### Task details:
Can you print every record below exactly as written?

------ Data for this task

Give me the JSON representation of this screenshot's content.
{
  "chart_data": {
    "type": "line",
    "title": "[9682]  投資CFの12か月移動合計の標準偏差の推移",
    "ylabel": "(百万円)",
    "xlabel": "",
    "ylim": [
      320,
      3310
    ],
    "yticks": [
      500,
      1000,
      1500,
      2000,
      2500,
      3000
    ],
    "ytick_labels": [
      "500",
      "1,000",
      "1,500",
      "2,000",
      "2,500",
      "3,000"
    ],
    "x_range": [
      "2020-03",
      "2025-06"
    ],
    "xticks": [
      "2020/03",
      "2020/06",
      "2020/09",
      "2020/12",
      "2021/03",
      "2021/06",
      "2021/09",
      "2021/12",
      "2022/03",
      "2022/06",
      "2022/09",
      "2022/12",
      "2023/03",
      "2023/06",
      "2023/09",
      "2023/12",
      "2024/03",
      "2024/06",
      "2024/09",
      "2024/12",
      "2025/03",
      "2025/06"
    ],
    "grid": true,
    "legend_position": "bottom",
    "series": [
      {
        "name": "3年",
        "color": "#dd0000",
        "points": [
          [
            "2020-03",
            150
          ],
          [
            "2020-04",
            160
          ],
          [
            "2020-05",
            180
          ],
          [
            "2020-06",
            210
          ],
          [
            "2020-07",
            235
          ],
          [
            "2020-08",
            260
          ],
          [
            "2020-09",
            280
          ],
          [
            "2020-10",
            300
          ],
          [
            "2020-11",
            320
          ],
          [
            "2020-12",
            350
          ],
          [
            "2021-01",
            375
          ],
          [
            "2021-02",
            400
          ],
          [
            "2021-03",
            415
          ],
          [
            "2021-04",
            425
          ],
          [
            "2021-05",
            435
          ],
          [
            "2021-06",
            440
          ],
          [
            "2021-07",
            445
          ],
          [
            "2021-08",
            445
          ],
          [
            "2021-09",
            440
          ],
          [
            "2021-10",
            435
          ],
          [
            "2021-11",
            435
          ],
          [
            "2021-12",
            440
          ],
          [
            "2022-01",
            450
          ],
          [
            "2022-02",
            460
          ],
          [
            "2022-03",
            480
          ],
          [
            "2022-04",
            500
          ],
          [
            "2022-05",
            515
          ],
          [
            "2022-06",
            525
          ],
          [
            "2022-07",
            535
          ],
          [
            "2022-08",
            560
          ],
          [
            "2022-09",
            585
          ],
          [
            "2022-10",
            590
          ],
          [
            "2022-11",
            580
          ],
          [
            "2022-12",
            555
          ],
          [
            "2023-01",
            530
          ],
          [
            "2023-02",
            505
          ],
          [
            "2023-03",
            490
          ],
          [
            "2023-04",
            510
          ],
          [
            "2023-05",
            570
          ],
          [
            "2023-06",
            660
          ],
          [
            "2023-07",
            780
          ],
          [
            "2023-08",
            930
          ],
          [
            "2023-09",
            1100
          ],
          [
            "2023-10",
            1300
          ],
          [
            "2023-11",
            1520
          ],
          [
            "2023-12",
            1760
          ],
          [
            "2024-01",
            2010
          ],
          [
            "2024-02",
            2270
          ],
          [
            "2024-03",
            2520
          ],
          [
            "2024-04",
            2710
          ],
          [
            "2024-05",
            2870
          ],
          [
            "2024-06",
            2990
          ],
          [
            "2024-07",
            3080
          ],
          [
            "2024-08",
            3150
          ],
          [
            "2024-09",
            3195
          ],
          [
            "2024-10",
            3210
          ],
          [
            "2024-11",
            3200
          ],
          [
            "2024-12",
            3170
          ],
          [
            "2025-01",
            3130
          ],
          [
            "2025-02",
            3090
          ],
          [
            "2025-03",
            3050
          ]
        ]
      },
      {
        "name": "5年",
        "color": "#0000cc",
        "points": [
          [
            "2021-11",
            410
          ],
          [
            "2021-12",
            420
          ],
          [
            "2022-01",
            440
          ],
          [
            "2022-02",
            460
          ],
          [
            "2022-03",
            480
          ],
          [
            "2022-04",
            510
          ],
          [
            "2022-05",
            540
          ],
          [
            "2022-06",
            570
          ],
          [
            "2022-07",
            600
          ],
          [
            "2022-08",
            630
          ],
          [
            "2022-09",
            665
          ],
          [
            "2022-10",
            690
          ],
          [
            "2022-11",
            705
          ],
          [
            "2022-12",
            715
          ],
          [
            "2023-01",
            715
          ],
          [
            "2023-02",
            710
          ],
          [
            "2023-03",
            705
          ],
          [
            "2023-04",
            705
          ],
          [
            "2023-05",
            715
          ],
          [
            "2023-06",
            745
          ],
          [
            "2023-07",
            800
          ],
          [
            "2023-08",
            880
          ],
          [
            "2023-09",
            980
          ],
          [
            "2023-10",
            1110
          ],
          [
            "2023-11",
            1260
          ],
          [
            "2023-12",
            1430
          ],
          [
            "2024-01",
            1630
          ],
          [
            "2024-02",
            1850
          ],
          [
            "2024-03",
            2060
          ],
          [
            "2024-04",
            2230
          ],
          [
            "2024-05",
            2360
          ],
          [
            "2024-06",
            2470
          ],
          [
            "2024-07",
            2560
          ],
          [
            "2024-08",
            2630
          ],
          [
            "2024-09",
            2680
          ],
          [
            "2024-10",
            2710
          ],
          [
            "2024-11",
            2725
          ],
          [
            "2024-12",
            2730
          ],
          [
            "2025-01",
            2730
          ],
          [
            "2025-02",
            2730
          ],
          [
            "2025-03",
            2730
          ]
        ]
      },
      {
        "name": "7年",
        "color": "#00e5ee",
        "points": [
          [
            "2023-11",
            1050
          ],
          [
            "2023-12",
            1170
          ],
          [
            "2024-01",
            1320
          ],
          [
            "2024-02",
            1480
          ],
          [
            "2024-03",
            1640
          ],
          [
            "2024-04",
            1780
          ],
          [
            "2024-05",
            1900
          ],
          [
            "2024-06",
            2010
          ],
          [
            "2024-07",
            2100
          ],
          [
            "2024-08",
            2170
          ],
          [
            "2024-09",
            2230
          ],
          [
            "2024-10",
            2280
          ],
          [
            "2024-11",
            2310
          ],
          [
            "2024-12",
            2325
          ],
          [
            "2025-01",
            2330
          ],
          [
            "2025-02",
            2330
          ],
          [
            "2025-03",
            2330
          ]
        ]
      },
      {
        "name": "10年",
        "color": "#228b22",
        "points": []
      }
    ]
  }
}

------------

### Task answer:
Give me the JSON representation of this screenshot's content.
{
  "chart_data": {
    "type": "line",
    "title": "[9682]  投資CFの12か月移動合計の標準偏差の推移",
    "ylabel": "(百万円)",
    "xlabel": "",
    "ylim": [
      320,
      3310
    ],
    "yticks": [
      500,
      1000,
      1500,
      2000,
      2500,
      3000
    ],
    "ytick_labels": [
      "500",
      "1,000",
      "1,500",
      "2,000",
      "2,500",
      "3,000"
    ],
    "x_range": [
      "2020-03",
      "2025-06"
    ],
    "xticks": [
      "2020/03",
      "2020/06",
      "2020/09",
      "2020/12",
      "2021/03",
      "2021/06",
      "2021/09",
      "2021/12",
      "2022/03",
      "2022/06",
      "2022/09",
      "2022/12",
      "2023/03",
      "2023/06",
      "2023/09",
      "2023/12",
      "2024/03",
      "2024/06",
      "2024/09",
      "2024/12",
      "2025/03",
      "2025/06"
    ],
    "grid": true,
    "legend_position": "bottom",
    "series": [
      {
        "name": "3年",
        "color": "#dd0000",
        "points": [
          [
            "2020-03",
            150
          ],
          [
            "2020-04",
            160
          ],
          [
            "2020-05",
            180
          ],
          [
            "2020-06",
            210
          ],
          [
            "2020-07",
            235
          ],
          [
            "2020-08",
            260
          ],
          [
            "2020-09",
            280
          ],
          [
            "2020-10",
            300
          ],
          [
            "2020-11",
            320
          ],
          [
            "2020-12",
            350
          ],
          [
            "2021-01",
            375
          ],
          [
            "2021-02",
            400
          ],
          [
            "2021-03",
            415
          ],
          [
            "2021-04",
            425
          ],
          [
            "2021-05",
            435
          ],
          [
            "2021-06",
            440
          ],
          [
            "2021-07",
            445
          ],
          [
            "2021-08",
            445
          ],
          [
            "2021-09",
            440
          ],
          [
            "2021-10",
            435
          ],
          [
            "2021-11",
            435
          ],
          [
            "2021-12",
            440
          ],
          [
            "2022-01",
            450
          ],
          [
            "2022-02",
            460
          ],
          [
            "2022-03",
            480
          ],
          [
            "2022-04",
            500
          ],
          [
            "2022-05",
            515
          ],
          [
            "2022-06",
            525
          ],
          [
            "2022-07",
            535
          ],
          [
            "2022-08",
            560
          ],
          [
            "2022-09",
            585
          ],
          [
            "2022-10",
            590
          ],
          [
            "2022-11",
            580
          ],
          [
            "2022-12",
            555
          ],
          [
            "2023-01",
            530
          ],
          [
            "2023-02",
            505
          ],
          [
            "2023-03",
            490
          ],
          [
            "2023-04",
            510
          ],
          [
            "2023-05",
            570
          ],
          [
            "2023-06",
            660
          ],
          [
            "2023-07",
            780
          ],
          [
            "2023-08",
            930
          ],
          [
            "2023-09",
            1100
          ],
          [
            "2023-10",
            1300
          ],
          [
            "2023-11",
            1520
          ],
          [
            "2023-12",
            1760
          ],
          [
            "2024-01",
            2010
          ],
          [
            "2024-02",
            2270
          ],
          [
            "2024-03",
            2520
          ],
          [
            "2024-04",
            2710
          ],
          [
            "2024-05",
            2870
          ],
          [
            "2024-06",
            2990
          ],
          [
            "2024-07",
            3080
          ],
          [
            "2024-08",
            3150
          ],
          [
            "2024-09",
            3195
          ],
          [
            "2024-10",
            3210
          ],
          [
            "2024-11",
            3200
          ],
          [
            "2024-12",
            3170
          ],
          [
            "2025-01",
            3130
          ],
          [
            "2025-02",
            3090
          ],
          [
            "2025-03",
            3050
          ]
        ]
      },
      {
        "name": "5年",
        "color": "#0000cc",
        "points": [
          [
            "2021-11",
            410
          ],
          [
            "2021-12",
            420
          ],
          [
            "2022-01",
            440
          ],
          [
            "2022-02",
            460
          ],
          [
            "2022-03",
            480
          ],
          [
            "2022-04",
            510
          ],
          [
            "2022-05",
            540
          ],
          [
            "2022-06",
            570
          ],
          [
            "2022-07",
            600
          ],
          [
            "2022-08",
            630
          ],
          [
            "2022-09",
            665
          ],
          [
            "2022-10",
            690
          ],
          [
            "2022-11",
            705
          ],
          [
            "2022-12",
            715
          ],
          [
            "2023-01",
            715
          ],
          [
            "2023-02",
            710
          ],
          [
            "2023-03",
            705
          ],
          [
            "2023-04",
            705
          ],
          [
            "2023-05",
            715
          ],
          [
            "2023-06",
            745
          ],
          [
            "2023-07",
            800
          ],
          [
            "2023-08",
            880
          ],
          [
            "2023-09",
            980
          ],
          [
            "2023-10",
            1110
          ],
          [
            "2023-11",
            1260
          ],
          [
            "2023-12",
            1430
          ],
          [
            "2024-01",
            1630
          ],
          [
            "2024-02",
            1850
          ],
          [
            "2024-03",
            2060
          ],
          [
            "2024-04",
            2230
          ],
          [
            "2024-05",
            2360
          ],
          [
            "2024-06",
            2470
          ],
          [
            "2024-07",
            2560
          ],
          [
            "2024-08",
            2630
          ],
          [
            "2024-09",
            2680
          ],
          [
            "2024-10",
            2710
          ],
          [
            "2024-11",
            2725
          ],
          [
            "2024-12",
            2730
          ],
          [
            "2025-01",
            2730
          ],
          [
            "2025-02",
            2730
          ],
          [
            "2025-03",
            2730
          ]
        ]
      },
      {
        "name": "7年",
        "color": "#00e5ee",
        "points": [
          [
            "2023-11",
            1050
          ],
          [
            "2023-12",
            1170
          ],
          [
            "2024-01",
            1320
          ],
          [
            "2024-02",
            1480
          ],
          [
            "2024-03",
            1640
          ],
          [
            "2024-04",
            1780
          ],
          [
            "2024-05",
            1900
          ],
          [
            "2024-06",
            2010
          ],
          [
            "2024-07",
            2100
          ],
          [
            "2024-08",
            2170
          ],
          [
            "2024-09",
            2230
          ],
          [
            "2024-10",
            2280
          ],
          [
            "2024-11",
            2310
          ],
          [
            "2024-12",
            2325
          ],
          [
            "2025-01",
            2330
          ],
          [
            "2025-02",
            2330
          ],
          [
            "2025-03",
            2330
          ]
        ]
      },
      {
        "name": "10年",
        "color": "#228b22",
        "points": []
      }
    ]
  }
}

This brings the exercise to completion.